→ WHAT THE TASK ASKS:
Each line that includes "text" counts once; give the total and nothing besides.

• • • •

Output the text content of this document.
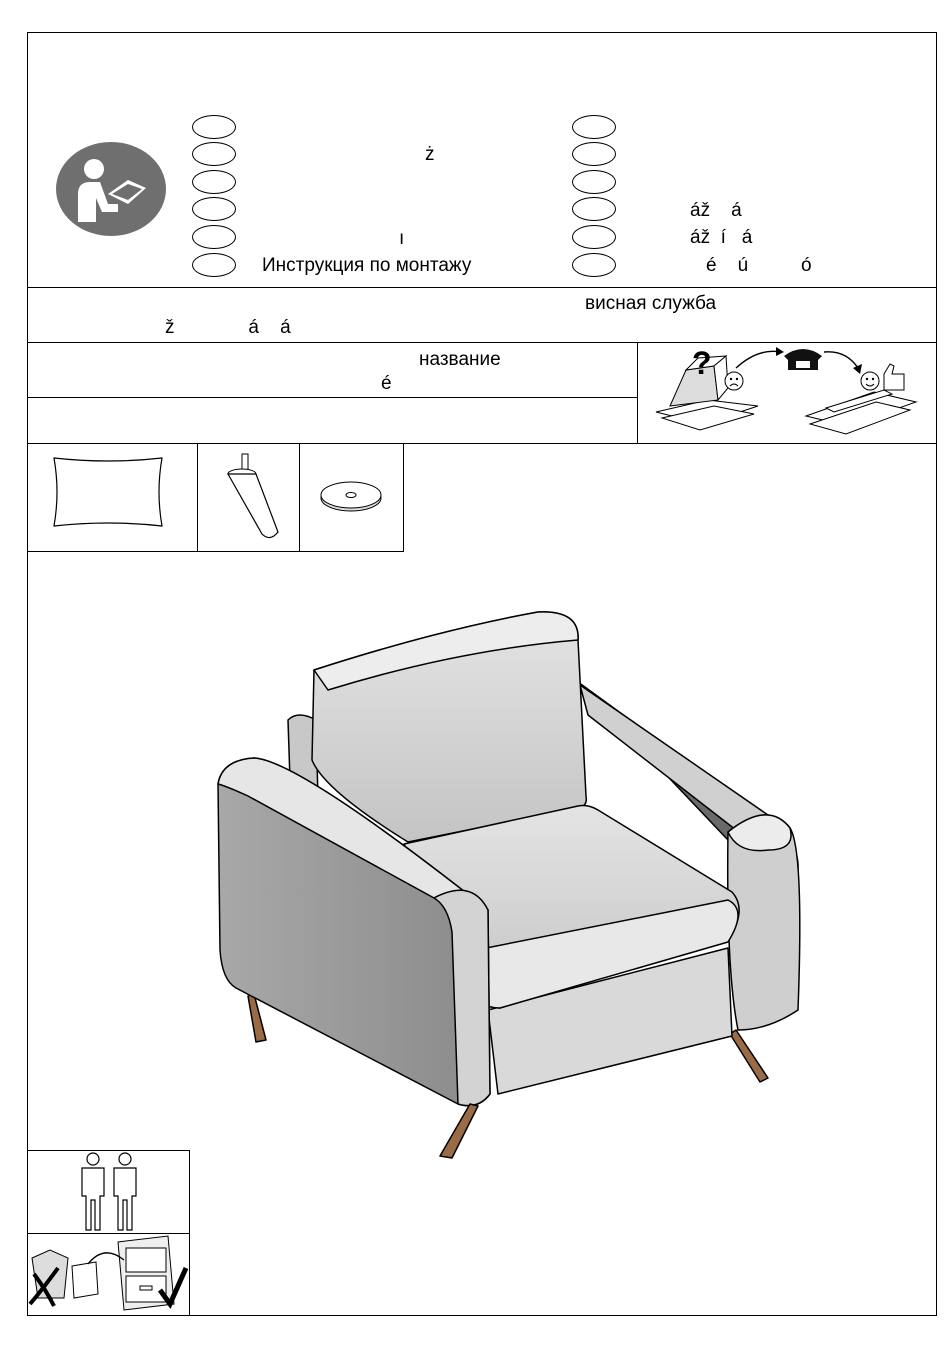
ż
ı
Инструкция по монтажу
áž    á
áž  í   á
é    ú          ó
висная служба
ž              á    á
название
é
?
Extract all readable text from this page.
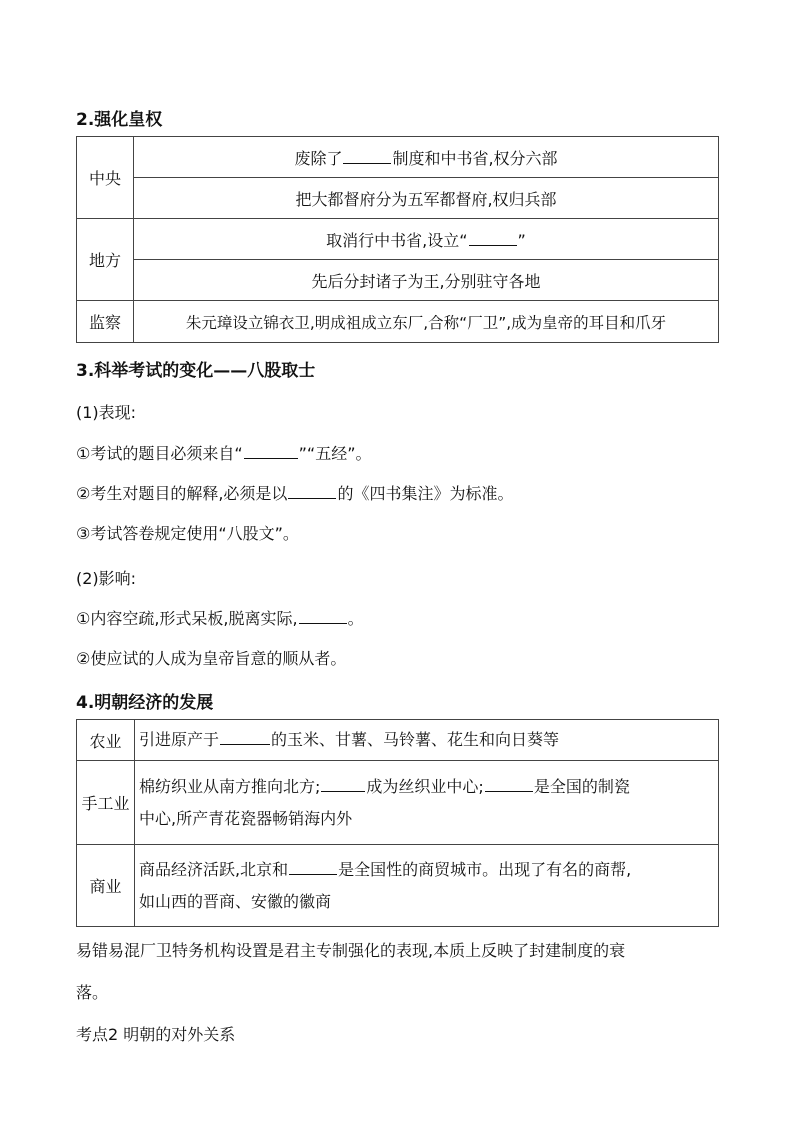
2.强化皇权
中央	废除了 制度和中书省,权分六部
	把大都督府分为五军都督府,权归兵部
地方	取消行中书省,设立“ ”
	先后分封诸子为王,分别驻守各地
监察	朱元璋设立锦衣卫,明成祖成立东厂,合称“厂卫”,成为皇帝的耳目和爪牙
3.科举考试的变化——八股取士
(1)表现:
①考试的题目必须来自“	”“五经”。
②考生对题目的解释,必须是以	的《四书集注》为标准。
③考试答卷规定使用“八股文”。
(2)影响:
①内容空疏,形式呆板,脱离实际,	。
②使应试的人成为皇帝旨意的顺从者。
4.明朝经济的发展
农业	引进原产于 的玉米、甘薯、马铃薯、花生和向日葵等
手工业	棉纺织业从南方推向北方; 成为丝织业中心; 是全国的制瓷
中心,所产青花瓷器畅销海内外

商业	商品经济活跃,北京和 是全国性的商贸城市。出现了有名的商帮,
如山西的晋商、安徽的徽商
易错易混厂卫特务机构设置是君主专制强化的表现,本质上反映了封建制度的衰
落。
考点2 明朝的对外关系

• • • •

→ EXERCISE RESULT:
2